Given entries >>
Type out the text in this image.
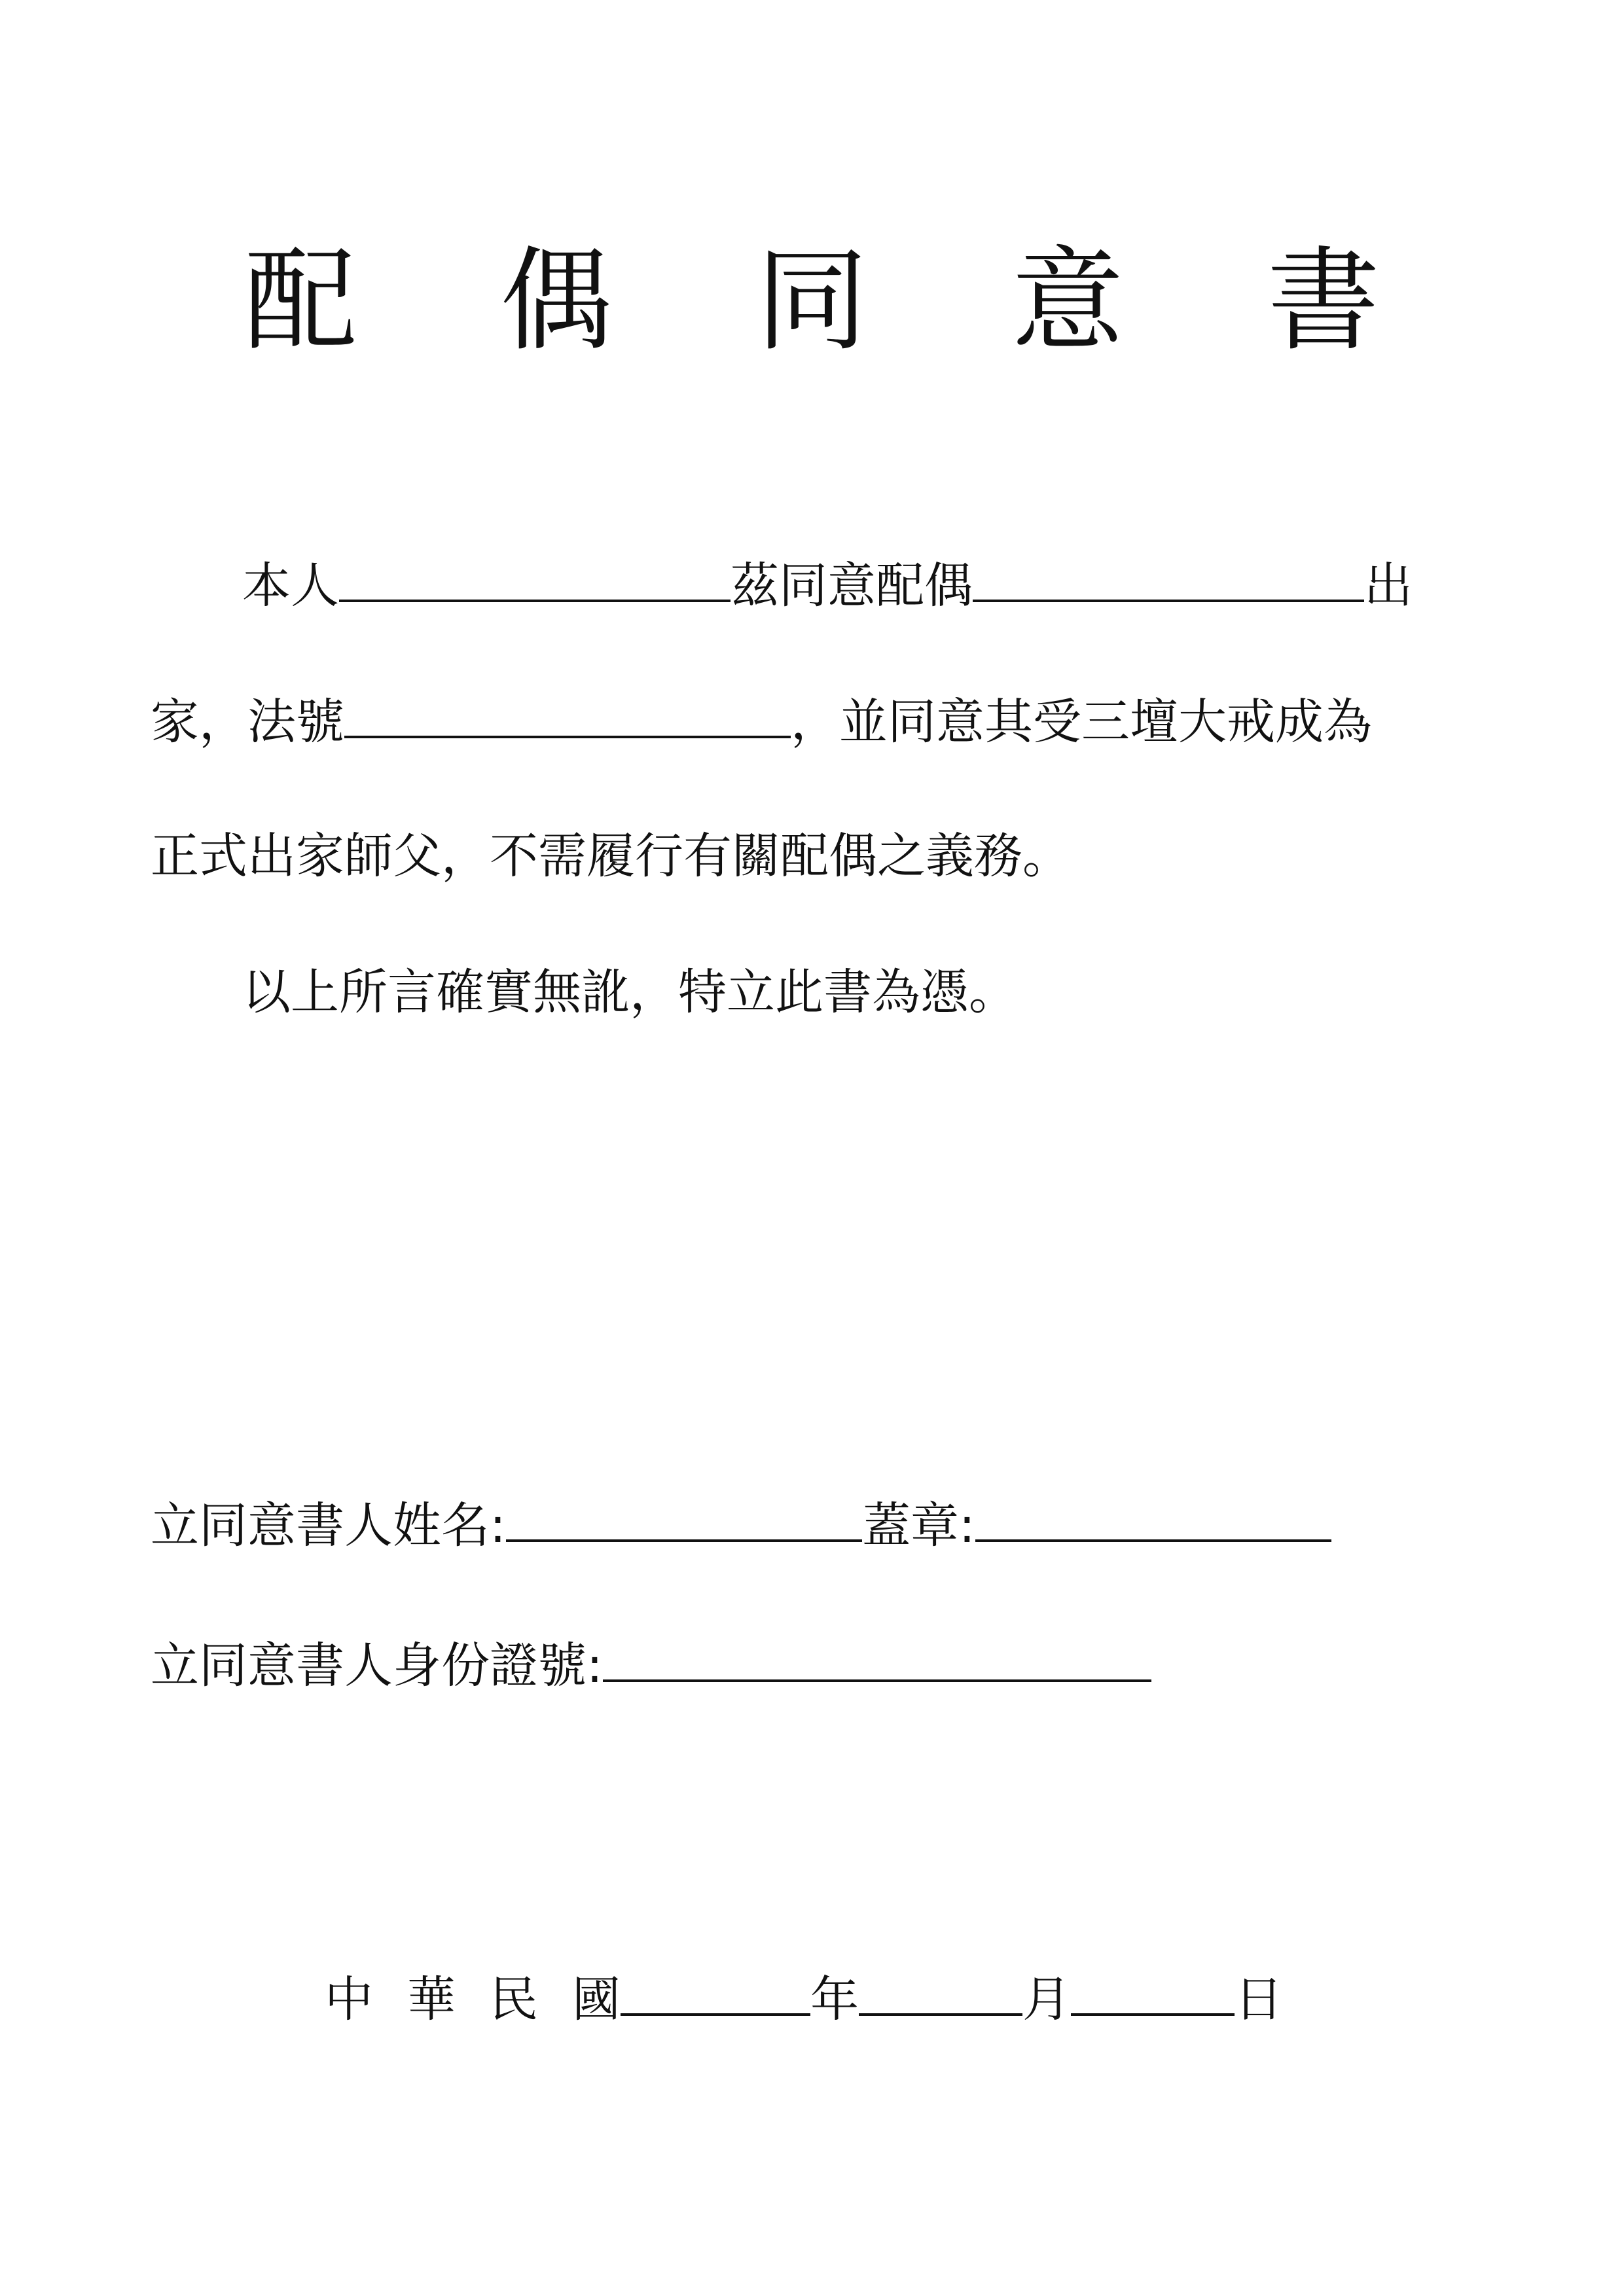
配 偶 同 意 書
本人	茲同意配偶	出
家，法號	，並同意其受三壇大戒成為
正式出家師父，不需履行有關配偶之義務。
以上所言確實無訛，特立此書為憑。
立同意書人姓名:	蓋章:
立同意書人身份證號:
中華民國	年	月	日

Aim of the task >> Leaving aside the images, write out the entries above word for word.

Response to this exercise >>
Type out the text in this image.
配 偶 同 意 書
本人	茲同意配偶	出
家，法號	，並同意其受三壇大戒成為
正式出家師父，不需履行有關配偶之義務。
以上所言確實無訛，特立此書為憑。
立同意書人姓名:	蓋章:
立同意書人身份證號:
中華民國	年	月	日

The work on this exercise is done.